(Records from a collection)

--- START ---

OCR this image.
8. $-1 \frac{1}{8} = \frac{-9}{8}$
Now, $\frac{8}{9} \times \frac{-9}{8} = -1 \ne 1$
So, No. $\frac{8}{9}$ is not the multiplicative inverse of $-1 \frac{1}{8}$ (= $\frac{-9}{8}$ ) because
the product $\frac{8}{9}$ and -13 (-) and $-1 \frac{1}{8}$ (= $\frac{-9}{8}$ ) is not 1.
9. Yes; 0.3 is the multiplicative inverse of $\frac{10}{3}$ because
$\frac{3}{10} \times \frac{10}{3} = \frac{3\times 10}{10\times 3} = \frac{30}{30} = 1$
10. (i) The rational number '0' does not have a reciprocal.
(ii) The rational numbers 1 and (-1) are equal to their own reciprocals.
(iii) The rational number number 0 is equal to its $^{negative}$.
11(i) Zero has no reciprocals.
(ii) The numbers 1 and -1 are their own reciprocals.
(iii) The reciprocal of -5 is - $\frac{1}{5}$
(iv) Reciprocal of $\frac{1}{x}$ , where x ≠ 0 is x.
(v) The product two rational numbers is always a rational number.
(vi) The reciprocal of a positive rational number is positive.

--- END ---

▸ **Exercise**
Exactly reproduce the material above.

▸ **Reply to the exercise**
OCR this image.
8. $-1 \frac{1}{8} = \frac{-9}{8}$
Now, $\frac{8}{9} \times \frac{-9}{8} = -1 \ne 1$
So, No. $\frac{8}{9}$ is not the multiplicative inverse of $-1 \frac{1}{8}$ (= $\frac{-9}{8}$ ) because
the product $\frac{8}{9}$ and -13 (-) and $-1 \frac{1}{8}$ (= $\frac{-9}{8}$ ) is not 1.
9. Yes; 0.3 is the multiplicative inverse of $\frac{10}{3}$ because
$\frac{3}{10} \times \frac{10}{3} = \frac{3\times 10}{10\times 3} = \frac{30}{30} = 1$
10. (i) The rational number '0' does not have a reciprocal.
(ii) The rational numbers 1 and (-1) are equal to their own reciprocals.
(iii) The rational number number 0 is equal to its $^{negative}$.
11(i) Zero has no reciprocals.
(ii) The numbers 1 and -1 are their own reciprocals.
(iii) The reciprocal of -5 is - $\frac{1}{5}$
(iv) Reciprocal of $\frac{1}{x}$ , where x ≠ 0 is x.
(v) The product two rational numbers is always a rational number.
(vi) The reciprocal of a positive rational number is positive.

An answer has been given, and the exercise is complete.